## Page excerpt
····················
2. Online Learning, LA: The view from Anaheim

The Online Learning conference and expo in Anaheim, Los Angeles is billed as the largest gathering of learning technology professionals in the world. In line with our policy of bringing you the latest thinking in the global e-learning marketplace, we sent our correspondents to this year's event.

As usual, the sheer number and variety of sessions available on the conference programme was dizzying. However, discernible beneath the perhaps well-worn theme of the move towards enterprise learning solutions (a favoured platform, not surprisingly, for vendors) was a new emphasis on the need to establish performance improvement as the core objective of any learning intervention. In particular, the social side of learning came to the fore, highlighting the fact that simple solutions designed carefully around the people in the workplace can have a dramatic effect on productivity.
····················
## Work instructions
According to the Anaheim conference report above, how is the Online Learning conference and expo billed?

## Source material
····················
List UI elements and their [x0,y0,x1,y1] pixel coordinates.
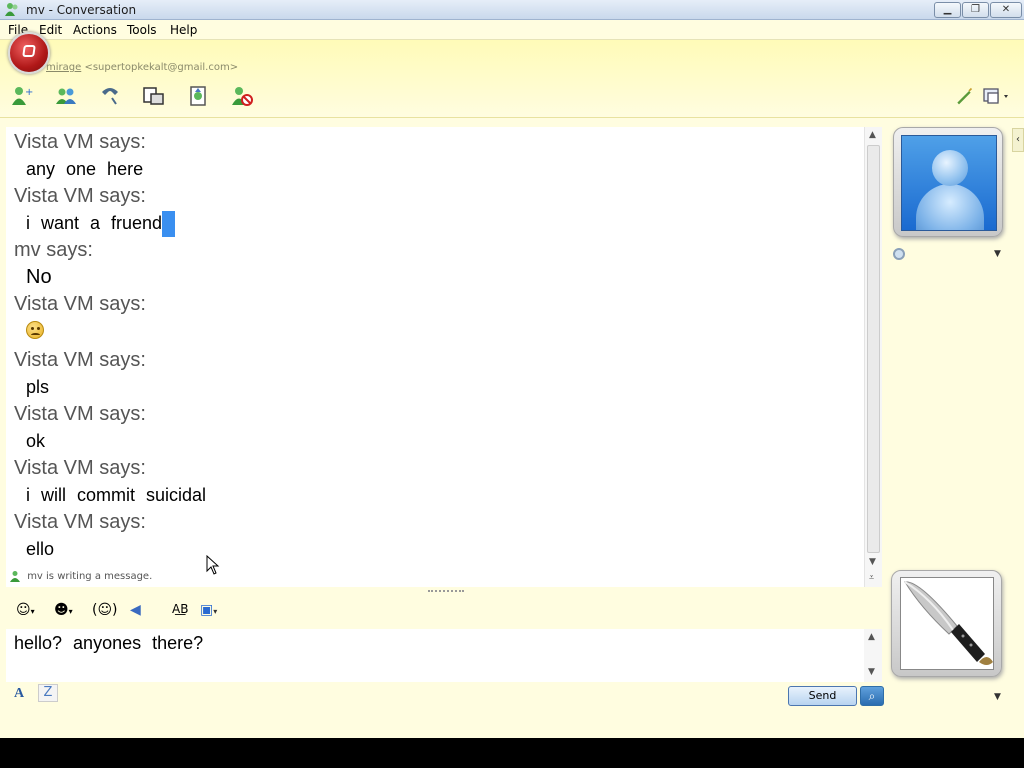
····················
## The solution
It is billed as the largest gathering of learning technology professionals in the world.